Collected data entries:
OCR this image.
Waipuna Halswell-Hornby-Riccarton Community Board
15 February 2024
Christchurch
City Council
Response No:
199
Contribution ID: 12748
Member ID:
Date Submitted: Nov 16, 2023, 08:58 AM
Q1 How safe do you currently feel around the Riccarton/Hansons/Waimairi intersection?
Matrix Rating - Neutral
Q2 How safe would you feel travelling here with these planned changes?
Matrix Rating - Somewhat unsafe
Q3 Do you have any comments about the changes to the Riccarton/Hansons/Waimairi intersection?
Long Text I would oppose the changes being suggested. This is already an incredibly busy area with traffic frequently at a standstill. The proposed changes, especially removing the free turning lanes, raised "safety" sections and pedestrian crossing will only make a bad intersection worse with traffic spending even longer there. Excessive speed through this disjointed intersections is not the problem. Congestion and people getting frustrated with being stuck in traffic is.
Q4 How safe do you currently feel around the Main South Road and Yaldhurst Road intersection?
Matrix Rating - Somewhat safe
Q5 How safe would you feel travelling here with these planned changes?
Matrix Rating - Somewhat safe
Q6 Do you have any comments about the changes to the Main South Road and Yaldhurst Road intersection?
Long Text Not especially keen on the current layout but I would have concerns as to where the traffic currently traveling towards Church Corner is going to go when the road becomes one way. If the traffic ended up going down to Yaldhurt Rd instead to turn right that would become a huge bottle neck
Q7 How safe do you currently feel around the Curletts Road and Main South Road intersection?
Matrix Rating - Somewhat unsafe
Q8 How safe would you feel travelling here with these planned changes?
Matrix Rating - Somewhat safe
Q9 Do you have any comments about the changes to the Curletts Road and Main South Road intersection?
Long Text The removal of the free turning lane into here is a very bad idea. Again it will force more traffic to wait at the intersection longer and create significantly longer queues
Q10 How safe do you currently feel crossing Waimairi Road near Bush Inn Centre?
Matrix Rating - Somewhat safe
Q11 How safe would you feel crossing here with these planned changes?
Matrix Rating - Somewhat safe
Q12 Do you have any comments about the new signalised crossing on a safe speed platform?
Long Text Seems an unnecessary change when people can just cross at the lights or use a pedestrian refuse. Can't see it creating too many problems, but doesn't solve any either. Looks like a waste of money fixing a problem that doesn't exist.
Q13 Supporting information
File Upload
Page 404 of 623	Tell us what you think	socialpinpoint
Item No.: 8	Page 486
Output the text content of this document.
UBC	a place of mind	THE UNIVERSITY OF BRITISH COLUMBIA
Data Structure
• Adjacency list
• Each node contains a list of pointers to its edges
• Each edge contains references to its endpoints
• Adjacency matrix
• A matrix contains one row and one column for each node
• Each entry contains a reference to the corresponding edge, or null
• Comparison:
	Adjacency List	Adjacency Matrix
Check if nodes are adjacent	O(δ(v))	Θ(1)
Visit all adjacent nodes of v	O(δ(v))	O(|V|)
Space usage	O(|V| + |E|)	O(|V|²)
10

SHORT PROBLEM. Print the entries exactly. Include every one.

REPLY TO THE TASK.
OCR this image.
Waipuna Halswell-Hornby-Riccarton Community Board
15 February 2024
Christchurch
City Council
Response No:
199
Contribution ID: 12748
Member ID:
Date Submitted: Nov 16, 2023, 08:58 AM
Q1 How safe do you currently feel around the Riccarton/Hansons/Waimairi intersection?
Matrix Rating - Neutral
Q2 How safe would you feel travelling here with these planned changes?
Matrix Rating - Somewhat unsafe
Q3 Do you have any comments about the changes to the Riccarton/Hansons/Waimairi intersection?
Long Text I would oppose the changes being suggested. This is already an incredibly busy area with traffic frequently at a standstill. The proposed changes, especially removing the free turning lanes, raised "safety" sections and pedestrian crossing will only make a bad intersection worse with traffic spending even longer there. Excessive speed through this disjointed intersections is not the problem. Congestion and people getting frustrated with being stuck in traffic is.
Q4 How safe do you currently feel around the Main South Road and Yaldhurst Road intersection?
Matrix Rating - Somewhat safe
Q5 How safe would you feel travelling here with these planned changes?
Matrix Rating - Somewhat safe
Q6 Do you have any comments about the changes to the Main South Road and Yaldhurst Road intersection?
Long Text Not especially keen on the current layout but I would have concerns as to where the traffic currently traveling towards Church Corner is going to go when the road becomes one way. If the traffic ended up going down to Yaldhurt Rd instead to turn right that would become a huge bottle neck
Q7 How safe do you currently feel around the Curletts Road and Main South Road intersection?
Matrix Rating - Somewhat unsafe
Q8 How safe would you feel travelling here with these planned changes?
Matrix Rating - Somewhat safe
Q9 Do you have any comments about the changes to the Curletts Road and Main South Road intersection?
Long Text The removal of the free turning lane into here is a very bad idea. Again it will force more traffic to wait at the intersection longer and create significantly longer queues
Q10 How safe do you currently feel crossing Waimairi Road near Bush Inn Centre?
Matrix Rating - Somewhat safe
Q11 How safe would you feel crossing here with these planned changes?
Matrix Rating - Somewhat safe
Q12 Do you have any comments about the new signalised crossing on a safe speed platform?
Long Text Seems an unnecessary change when people can just cross at the lights or use a pedestrian refuse. Can't see it creating too many problems, but doesn't solve any either. Looks like a waste of money fixing a problem that doesn't exist.
Q13 Supporting information
File Upload
Page 404 of 623	Tell us what you think	socialpinpoint
Item No.: 8	Page 486
Output the text content of this document.
UBC	a place of mind	THE UNIVERSITY OF BRITISH COLUMBIA
Data Structure
• Adjacency list
• Each node contains a list of pointers to its edges
• Each edge contains references to its endpoints
• Adjacency matrix
• A matrix contains one row and one column for each node
• Each entry contains a reference to the corresponding edge, or null
• Comparison:
	Adjacency List	Adjacency Matrix
Check if nodes are adjacent	O(δ(v))	Θ(1)
Visit all adjacent nodes of v	O(δ(v))	O(|V|)
Space usage	O(|V| + |E|)	O(|V|²)
10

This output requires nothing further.